··· Data for this exercise

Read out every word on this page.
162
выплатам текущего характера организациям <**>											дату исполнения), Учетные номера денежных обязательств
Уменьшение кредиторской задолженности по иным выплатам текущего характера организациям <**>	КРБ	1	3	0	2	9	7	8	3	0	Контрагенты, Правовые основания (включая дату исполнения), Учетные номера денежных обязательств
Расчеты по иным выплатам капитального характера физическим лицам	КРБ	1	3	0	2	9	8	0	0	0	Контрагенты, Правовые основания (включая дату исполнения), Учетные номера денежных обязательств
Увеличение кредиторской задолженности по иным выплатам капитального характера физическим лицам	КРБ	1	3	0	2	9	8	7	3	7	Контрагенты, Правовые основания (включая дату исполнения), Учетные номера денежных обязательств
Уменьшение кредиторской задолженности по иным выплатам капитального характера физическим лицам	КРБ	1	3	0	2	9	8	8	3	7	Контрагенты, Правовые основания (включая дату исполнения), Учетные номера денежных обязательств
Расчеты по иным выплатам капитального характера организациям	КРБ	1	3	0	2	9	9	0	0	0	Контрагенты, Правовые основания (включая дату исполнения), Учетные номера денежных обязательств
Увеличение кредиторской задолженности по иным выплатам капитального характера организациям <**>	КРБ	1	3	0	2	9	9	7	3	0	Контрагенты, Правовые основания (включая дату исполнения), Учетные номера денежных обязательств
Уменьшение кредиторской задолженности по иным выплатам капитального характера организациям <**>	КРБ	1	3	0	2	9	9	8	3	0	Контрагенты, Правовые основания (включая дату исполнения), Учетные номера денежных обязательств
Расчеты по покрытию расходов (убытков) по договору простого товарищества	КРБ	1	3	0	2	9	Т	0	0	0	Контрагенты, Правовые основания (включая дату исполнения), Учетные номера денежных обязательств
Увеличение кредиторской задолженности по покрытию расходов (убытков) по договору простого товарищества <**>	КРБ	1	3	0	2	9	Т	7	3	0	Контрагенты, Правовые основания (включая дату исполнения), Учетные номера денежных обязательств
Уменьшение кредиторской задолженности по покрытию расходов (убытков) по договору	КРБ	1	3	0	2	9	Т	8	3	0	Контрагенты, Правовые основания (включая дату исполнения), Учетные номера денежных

······
··· Data for this exercise

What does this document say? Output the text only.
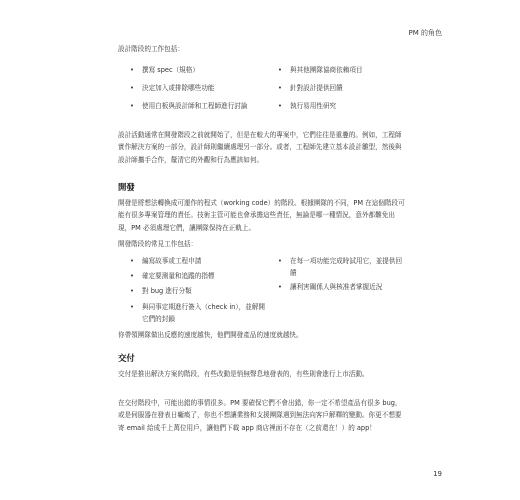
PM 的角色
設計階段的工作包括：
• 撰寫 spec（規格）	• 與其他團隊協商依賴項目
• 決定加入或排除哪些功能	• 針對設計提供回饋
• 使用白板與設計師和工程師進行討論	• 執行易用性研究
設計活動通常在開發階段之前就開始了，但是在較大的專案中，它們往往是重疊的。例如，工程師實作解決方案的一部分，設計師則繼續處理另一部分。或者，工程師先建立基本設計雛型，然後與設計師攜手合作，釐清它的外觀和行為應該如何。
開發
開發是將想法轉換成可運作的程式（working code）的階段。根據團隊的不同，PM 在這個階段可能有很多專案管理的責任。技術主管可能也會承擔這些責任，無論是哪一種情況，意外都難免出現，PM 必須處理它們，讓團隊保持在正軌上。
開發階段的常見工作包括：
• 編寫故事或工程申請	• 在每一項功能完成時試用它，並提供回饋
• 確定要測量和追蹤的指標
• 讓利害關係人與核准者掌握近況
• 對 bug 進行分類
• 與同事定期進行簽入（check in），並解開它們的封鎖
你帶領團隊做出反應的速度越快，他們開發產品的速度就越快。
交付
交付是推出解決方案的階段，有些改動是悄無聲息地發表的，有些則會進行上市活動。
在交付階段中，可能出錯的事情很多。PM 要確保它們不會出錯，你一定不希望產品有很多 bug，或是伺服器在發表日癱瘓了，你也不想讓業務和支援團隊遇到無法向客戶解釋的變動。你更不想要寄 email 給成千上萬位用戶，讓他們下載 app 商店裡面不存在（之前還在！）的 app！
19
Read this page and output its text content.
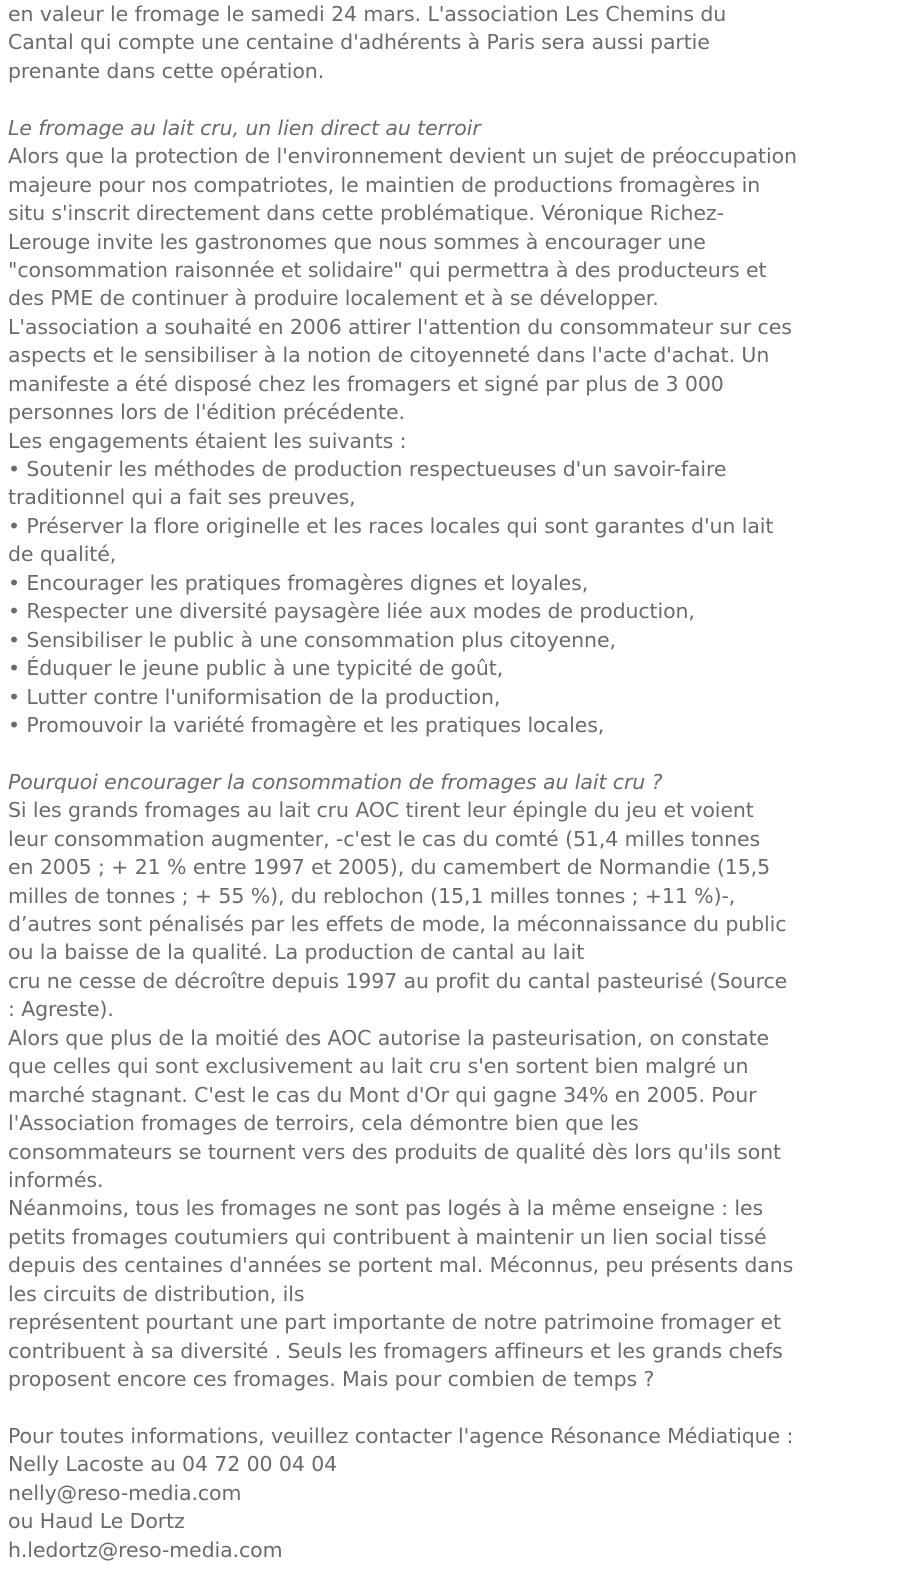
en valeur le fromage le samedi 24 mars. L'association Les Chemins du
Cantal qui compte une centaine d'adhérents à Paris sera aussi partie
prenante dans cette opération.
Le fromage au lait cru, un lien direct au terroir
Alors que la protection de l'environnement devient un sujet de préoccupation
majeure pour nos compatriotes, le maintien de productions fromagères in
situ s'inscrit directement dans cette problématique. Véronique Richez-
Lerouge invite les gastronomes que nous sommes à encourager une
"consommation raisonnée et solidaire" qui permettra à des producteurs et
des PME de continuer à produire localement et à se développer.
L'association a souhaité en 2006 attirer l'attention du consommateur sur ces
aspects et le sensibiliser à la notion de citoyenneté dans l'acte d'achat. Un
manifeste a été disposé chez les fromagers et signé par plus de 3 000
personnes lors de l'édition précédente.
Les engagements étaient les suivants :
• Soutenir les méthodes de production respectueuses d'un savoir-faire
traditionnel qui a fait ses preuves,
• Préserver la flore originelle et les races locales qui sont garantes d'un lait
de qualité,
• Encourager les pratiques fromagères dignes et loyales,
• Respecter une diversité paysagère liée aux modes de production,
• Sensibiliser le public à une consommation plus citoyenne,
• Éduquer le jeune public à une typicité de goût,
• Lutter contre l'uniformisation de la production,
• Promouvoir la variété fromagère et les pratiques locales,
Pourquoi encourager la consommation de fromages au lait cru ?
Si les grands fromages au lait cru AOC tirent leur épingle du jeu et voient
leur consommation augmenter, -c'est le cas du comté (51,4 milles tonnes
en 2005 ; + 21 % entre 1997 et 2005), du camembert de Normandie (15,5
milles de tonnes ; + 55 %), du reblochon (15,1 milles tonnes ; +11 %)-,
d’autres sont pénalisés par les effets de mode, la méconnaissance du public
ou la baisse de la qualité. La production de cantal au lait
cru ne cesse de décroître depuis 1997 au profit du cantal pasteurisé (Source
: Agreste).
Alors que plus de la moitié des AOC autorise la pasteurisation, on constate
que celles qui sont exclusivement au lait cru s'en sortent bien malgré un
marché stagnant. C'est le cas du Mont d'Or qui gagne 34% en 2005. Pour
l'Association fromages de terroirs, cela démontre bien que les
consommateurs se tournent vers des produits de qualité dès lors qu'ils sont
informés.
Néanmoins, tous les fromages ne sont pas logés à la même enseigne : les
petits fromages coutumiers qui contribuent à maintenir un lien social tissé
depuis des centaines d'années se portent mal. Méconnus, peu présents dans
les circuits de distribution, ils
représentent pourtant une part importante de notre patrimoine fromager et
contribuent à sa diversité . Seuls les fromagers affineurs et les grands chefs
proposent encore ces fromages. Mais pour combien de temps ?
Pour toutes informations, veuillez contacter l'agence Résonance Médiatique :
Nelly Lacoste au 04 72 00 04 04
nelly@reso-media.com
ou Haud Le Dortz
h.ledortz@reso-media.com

······

__Direction__:
Show every line of the records above that contains the word "media".

__Exercise result__:
nelly@reso-media.com
h.ledortz@reso-media.com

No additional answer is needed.